Render this sentence from the book review below into Spanish: "It seemed to me that this book was a very ambitious project."

EXTRACTED TEXT>
# # # # #

Monday, November 18, 2013

Book #57: The Great Influenza: The Story of the Greatest Pandemic in History by John M. Barry

I was babysitting at a friend's house the other night and happened to see this book on their bookshelf. It sounded interesting enough to me that I checked it out from the library and read it this week. The book was really very interesting because of the magnitude of the 1918-1919 pandemic and also because of how little I'd ever heard about it. It's also interesting because it was published in 2004, before the swine flu and bird flu epidemics that everyone was so worried about in the last decade. (Interestingly, Barry says that the deadly flu strain in 1918 was H1N1, which should be instantly recognizable to everyone from the swine flu epidemic.)

It seemed to me that this book was a very ambitious project. Barry didn't just want to talk about where and how this flu pandemic started and spread, but he tried to discuss the actual medical and physiological processes that are going on in the body with viral and bacterial infections and diseases. He also talked a lot about the developments in the general scientific community in the few decades before and after the epidemic (which is obviously a huge topic and probably could be an entire book or books by itself). I was very fascinated in his history of how science and the field of medicine changed in the United States over the course of the nineteenth and twentieth centuries; according to Barry, at least, prior to Johns Hopkins University being set up, medical schools and the field of medicine in the U.S. were absolutely terrible and had no standards or expectations at all. Most medical schools didn't expect their students to have any prerequisite education (any, at all) and had no opportunities for their students to practice on patients, but around the turn of the century there was a lot of momentum for change in the system and Barry discusses how that happened. That was a really interesting part of the story for me. I wasn't so interested in all of the really technical and scientific chapters about how the immune system works and how the flu attacks different parts of the body, etc. I remember enough from my high school and college science classes to understand it, but it was pretty dry. I was also fascinated by the spread of the disease and how it literally covered the entire world.

One other thing I wasn't too energized about with this book was a few small things about Barry's writing style. He really liked to be a little dramatic with his writing, and emphasize certain sentences by setting them off in their own paragraph, like this (I'm making this up as an example, it's not from his book):

"The scientists worked really hard. They thought they were close to finding the cure to the disease and solving this epidemic.

They were wrong."

That "They were wrong"-type sentence happened over and over and over again. It's a good thing to do sparingly, but I noticed it enough that it started to bother me. Again, just a silly little thing, but I feel like if you start to notice elements of the writing style it distracts from the actual reading of the book.

# # # # #

SOURCE DATA>
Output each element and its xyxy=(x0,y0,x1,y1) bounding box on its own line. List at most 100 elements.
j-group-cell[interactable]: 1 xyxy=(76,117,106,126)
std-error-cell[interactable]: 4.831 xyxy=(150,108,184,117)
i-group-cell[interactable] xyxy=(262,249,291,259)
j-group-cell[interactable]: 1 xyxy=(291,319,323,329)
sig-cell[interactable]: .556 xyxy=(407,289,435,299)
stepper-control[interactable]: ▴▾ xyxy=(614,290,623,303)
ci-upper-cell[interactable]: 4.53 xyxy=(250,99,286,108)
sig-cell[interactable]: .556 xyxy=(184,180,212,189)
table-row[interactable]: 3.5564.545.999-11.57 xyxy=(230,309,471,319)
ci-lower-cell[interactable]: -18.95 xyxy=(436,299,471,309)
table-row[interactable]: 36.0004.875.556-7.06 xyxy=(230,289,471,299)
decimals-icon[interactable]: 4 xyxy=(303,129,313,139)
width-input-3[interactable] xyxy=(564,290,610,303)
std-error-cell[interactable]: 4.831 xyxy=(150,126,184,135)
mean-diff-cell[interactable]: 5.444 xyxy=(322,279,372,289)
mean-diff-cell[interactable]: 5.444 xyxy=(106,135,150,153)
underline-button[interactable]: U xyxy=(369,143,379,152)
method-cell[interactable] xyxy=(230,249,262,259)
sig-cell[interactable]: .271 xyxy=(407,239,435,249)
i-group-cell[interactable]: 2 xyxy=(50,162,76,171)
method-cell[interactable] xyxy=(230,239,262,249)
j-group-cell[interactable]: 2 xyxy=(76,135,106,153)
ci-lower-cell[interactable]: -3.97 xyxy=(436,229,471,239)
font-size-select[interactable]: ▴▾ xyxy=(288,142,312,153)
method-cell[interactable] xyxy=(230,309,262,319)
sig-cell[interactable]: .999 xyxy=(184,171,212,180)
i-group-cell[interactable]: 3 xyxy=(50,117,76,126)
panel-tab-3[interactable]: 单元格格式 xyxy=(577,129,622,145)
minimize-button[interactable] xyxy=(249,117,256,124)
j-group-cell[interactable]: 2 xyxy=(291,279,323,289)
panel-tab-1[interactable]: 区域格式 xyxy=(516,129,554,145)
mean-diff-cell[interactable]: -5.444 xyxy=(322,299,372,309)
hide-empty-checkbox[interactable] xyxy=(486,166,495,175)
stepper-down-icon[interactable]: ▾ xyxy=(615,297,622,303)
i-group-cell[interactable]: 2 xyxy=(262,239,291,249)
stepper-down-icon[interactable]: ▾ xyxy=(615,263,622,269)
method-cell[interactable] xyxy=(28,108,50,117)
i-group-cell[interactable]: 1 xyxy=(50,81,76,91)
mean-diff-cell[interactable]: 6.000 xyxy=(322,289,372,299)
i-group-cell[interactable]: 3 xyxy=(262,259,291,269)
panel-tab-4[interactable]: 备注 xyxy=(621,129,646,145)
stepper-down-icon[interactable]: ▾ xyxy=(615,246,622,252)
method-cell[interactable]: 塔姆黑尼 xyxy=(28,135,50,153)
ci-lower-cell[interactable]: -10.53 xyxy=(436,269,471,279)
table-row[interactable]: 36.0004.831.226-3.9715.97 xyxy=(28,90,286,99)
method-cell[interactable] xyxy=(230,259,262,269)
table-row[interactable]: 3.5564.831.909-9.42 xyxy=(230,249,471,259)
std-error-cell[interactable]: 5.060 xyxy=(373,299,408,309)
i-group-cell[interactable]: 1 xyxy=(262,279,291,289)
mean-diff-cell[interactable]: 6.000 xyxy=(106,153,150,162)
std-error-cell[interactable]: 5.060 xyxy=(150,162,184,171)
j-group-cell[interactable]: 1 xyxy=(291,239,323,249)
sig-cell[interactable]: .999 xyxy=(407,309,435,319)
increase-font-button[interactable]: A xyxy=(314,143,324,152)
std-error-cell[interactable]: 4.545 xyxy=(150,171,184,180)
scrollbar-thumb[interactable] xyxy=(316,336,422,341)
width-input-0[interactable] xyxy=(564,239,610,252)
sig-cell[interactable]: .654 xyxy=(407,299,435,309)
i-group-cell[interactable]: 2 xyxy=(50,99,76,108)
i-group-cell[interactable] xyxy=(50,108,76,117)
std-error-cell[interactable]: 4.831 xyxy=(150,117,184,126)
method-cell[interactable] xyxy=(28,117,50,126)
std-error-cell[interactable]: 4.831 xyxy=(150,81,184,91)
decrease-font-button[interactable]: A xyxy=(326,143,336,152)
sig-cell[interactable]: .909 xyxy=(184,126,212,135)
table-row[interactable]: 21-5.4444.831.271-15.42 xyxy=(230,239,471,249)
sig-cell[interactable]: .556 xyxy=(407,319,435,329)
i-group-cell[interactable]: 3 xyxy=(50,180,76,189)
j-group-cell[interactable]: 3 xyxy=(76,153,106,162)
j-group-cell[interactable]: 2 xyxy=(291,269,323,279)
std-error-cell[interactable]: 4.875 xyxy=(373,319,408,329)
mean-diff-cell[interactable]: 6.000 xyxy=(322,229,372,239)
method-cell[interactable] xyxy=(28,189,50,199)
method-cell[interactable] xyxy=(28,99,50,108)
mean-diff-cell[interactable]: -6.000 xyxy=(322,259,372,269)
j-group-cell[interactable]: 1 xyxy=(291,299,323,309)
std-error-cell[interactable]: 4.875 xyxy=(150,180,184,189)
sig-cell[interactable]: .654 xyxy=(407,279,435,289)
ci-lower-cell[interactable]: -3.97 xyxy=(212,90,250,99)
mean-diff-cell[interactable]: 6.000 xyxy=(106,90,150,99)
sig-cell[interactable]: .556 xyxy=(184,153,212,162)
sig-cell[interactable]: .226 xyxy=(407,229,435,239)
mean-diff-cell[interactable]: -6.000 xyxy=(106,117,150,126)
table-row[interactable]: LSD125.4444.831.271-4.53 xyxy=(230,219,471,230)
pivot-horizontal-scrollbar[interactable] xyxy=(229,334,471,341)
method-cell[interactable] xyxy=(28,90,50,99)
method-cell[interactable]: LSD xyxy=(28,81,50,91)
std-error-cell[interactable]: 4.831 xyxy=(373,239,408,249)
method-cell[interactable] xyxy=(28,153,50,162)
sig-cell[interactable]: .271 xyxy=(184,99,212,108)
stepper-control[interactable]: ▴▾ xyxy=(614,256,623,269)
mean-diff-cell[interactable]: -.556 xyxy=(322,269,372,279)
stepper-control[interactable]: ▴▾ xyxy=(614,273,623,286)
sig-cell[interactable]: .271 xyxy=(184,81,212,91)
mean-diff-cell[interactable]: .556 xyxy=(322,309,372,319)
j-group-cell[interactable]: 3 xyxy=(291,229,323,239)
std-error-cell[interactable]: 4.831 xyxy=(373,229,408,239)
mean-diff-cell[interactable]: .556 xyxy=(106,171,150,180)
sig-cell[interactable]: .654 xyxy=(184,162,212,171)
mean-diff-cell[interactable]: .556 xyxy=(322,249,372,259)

# # # # #

TASK ANSWER>
Me pareció que este libro era un proyecto muy ambicioso.